::: Source material

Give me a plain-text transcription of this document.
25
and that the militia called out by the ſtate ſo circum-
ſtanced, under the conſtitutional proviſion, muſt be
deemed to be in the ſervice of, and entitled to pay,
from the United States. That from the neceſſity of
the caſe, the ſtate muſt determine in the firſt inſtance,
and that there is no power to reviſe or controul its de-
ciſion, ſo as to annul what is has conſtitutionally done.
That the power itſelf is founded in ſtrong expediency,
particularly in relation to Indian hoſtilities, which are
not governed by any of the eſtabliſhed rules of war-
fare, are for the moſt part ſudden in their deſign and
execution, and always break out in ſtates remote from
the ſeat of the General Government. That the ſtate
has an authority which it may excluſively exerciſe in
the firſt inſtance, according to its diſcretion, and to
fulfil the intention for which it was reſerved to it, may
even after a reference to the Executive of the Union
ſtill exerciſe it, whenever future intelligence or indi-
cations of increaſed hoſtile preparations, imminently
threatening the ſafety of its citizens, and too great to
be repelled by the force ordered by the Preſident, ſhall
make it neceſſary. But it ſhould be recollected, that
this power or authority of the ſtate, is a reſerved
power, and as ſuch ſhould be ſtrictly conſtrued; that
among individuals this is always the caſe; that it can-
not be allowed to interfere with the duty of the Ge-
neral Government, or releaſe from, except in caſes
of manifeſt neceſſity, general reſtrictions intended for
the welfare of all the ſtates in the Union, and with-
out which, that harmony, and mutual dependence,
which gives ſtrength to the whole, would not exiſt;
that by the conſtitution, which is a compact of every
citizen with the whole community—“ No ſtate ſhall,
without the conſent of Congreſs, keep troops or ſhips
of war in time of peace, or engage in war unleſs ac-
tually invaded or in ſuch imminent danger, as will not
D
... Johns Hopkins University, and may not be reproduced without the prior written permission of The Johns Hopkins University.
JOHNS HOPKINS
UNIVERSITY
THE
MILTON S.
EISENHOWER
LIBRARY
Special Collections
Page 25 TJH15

::::::
::: Source material

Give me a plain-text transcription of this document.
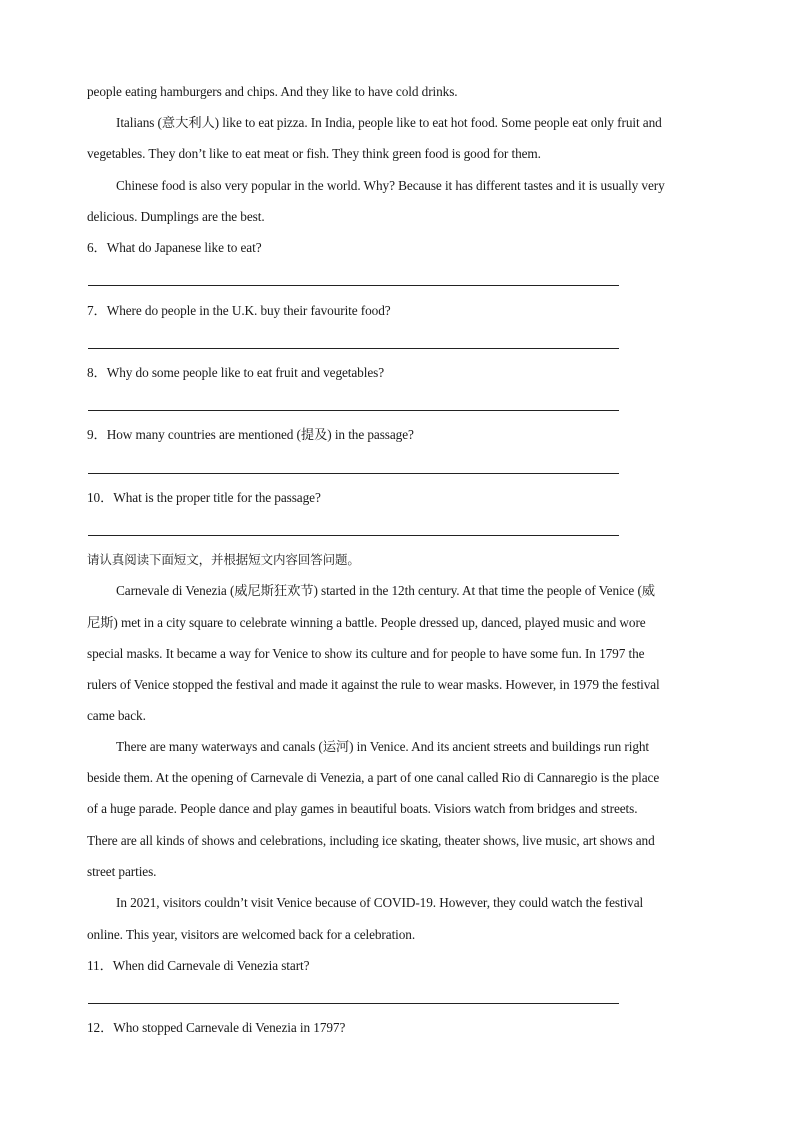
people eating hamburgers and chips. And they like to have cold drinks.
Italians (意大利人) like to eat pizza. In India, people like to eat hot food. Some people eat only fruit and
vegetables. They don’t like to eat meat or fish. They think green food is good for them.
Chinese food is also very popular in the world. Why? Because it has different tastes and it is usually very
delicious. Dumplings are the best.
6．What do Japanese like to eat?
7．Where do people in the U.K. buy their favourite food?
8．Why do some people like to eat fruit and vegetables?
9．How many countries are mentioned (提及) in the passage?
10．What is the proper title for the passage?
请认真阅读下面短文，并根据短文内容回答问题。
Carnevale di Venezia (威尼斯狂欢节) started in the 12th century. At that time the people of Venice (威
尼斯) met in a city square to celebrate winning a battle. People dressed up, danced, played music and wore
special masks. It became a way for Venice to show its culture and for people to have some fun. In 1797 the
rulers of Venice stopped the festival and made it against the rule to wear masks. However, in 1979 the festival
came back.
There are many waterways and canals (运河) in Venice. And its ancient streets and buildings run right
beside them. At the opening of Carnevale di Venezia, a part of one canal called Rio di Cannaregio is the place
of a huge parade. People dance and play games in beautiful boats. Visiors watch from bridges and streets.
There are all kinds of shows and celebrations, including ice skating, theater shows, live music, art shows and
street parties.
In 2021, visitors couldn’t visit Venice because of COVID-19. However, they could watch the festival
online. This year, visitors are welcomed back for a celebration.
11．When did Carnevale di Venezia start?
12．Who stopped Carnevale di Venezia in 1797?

::::::

Problem statement: Look back over the material above and state how many lines hold the word "ſhall". Write the number and nothing else.

Answer for this exercise: 2